— START —

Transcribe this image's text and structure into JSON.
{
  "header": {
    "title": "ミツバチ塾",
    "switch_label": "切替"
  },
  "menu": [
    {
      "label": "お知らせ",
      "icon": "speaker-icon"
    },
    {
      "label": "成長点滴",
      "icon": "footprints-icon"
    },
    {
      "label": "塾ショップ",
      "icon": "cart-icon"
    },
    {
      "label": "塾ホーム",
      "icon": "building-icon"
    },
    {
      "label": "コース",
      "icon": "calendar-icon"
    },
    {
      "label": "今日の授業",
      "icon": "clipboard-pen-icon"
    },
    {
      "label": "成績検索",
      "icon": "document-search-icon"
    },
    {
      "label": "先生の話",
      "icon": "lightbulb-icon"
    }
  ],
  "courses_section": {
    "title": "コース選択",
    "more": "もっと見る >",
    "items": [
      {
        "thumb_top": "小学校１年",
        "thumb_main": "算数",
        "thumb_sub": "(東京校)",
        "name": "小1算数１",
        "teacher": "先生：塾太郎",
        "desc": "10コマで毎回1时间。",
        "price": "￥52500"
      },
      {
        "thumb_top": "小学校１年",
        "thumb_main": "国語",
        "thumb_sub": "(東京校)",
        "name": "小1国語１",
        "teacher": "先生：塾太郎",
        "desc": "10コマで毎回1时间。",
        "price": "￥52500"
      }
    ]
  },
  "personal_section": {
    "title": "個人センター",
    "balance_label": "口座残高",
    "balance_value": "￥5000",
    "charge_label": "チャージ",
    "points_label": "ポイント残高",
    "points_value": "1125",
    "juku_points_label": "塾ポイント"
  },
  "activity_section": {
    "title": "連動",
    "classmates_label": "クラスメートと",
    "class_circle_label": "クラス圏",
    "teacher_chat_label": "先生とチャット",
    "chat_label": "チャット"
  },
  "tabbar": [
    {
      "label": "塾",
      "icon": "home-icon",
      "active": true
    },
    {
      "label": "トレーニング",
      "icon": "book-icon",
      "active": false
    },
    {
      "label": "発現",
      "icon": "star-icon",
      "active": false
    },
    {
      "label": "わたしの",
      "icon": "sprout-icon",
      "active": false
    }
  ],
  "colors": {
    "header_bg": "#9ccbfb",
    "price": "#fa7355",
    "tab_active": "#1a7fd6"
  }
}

— END —

■ WHAT TO WORK ON ■
Reproduce the entries above in full, verbatim.

■ TASK ANSWER ■
Transcribe this image's text and structure into JSON.
{
  "header": {
    "title": "ミツバチ塾",
    "switch_label": "切替"
  },
  "menu": [
    {
      "label": "お知らせ",
      "icon": "speaker-icon"
    },
    {
      "label": "成長点滴",
      "icon": "footprints-icon"
    },
    {
      "label": "塾ショップ",
      "icon": "cart-icon"
    },
    {
      "label": "塾ホーム",
      "icon": "building-icon"
    },
    {
      "label": "コース",
      "icon": "calendar-icon"
    },
    {
      "label": "今日の授業",
      "icon": "clipboard-pen-icon"
    },
    {
      "label": "成績検索",
      "icon": "document-search-icon"
    },
    {
      "label": "先生の話",
      "icon": "lightbulb-icon"
    }
  ],
  "courses_section": {
    "title": "コース選択",
    "more": "もっと見る >",
    "items": [
      {
        "thumb_top": "小学校１年",
        "thumb_main": "算数",
        "thumb_sub": "(東京校)",
        "name": "小1算数１",
        "teacher": "先生：塾太郎",
        "desc": "10コマで毎回1时间。",
        "price": "￥52500"
      },
      {
        "thumb_top": "小学校１年",
        "thumb_main": "国語",
        "thumb_sub": "(東京校)",
        "name": "小1国語１",
        "teacher": "先生：塾太郎",
        "desc": "10コマで毎回1时间。",
        "price": "￥52500"
      }
    ]
  },
  "personal_section": {
    "title": "個人センター",
    "balance_label": "口座残高",
    "balance_value": "￥5000",
    "charge_label": "チャージ",
    "points_label": "ポイント残高",
    "points_value": "1125",
    "juku_points_label": "塾ポイント"
  },
  "activity_section": {
    "title": "連動",
    "classmates_label": "クラスメートと",
    "class_circle_label": "クラス圏",
    "teacher_chat_label": "先生とチャット",
    "chat_label": "チャット"
  },
  "tabbar": [
    {
      "label": "塾",
      "icon": "home-icon",
      "active": true
    },
    {
      "label": "トレーニング",
      "icon": "book-icon",
      "active": false
    },
    {
      "label": "発現",
      "icon": "star-icon",
      "active": false
    },
    {
      "label": "わたしの",
      "icon": "sprout-icon",
      "active": false
    }
  ],
  "colors": {
    "header_bg": "#9ccbfb",
    "price": "#fa7355",
    "tab_active": "#1a7fd6"
  }
}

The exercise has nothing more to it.